Count the lines below that contain "lukustamine". Give only the number.

====

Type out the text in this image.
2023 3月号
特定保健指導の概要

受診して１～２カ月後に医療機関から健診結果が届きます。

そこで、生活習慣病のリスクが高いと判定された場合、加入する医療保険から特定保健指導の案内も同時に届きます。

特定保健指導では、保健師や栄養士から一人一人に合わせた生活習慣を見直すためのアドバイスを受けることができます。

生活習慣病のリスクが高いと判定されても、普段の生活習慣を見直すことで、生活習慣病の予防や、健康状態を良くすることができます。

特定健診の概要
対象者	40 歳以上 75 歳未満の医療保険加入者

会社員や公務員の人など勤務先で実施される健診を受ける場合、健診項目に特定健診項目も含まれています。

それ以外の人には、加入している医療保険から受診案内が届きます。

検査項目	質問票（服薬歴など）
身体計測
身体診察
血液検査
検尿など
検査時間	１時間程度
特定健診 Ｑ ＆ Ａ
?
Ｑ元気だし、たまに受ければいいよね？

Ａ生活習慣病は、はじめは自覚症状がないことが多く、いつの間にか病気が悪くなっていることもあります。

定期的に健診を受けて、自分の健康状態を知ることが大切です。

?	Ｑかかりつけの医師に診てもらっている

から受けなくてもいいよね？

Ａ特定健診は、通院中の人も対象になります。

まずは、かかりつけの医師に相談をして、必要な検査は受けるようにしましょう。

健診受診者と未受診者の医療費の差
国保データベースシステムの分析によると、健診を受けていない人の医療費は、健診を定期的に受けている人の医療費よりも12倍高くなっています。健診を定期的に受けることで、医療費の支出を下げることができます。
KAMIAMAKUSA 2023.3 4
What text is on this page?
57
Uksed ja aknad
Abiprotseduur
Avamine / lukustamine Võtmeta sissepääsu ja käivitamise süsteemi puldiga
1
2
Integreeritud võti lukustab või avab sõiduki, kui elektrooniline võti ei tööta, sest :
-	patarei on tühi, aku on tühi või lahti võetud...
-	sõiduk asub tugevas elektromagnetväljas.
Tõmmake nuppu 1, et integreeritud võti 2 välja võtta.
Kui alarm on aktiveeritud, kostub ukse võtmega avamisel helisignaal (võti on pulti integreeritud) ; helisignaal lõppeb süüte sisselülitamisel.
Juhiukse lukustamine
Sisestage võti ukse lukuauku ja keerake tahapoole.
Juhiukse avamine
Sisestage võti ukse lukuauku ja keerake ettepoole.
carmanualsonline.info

====

• **TASK OUTPUT**: 2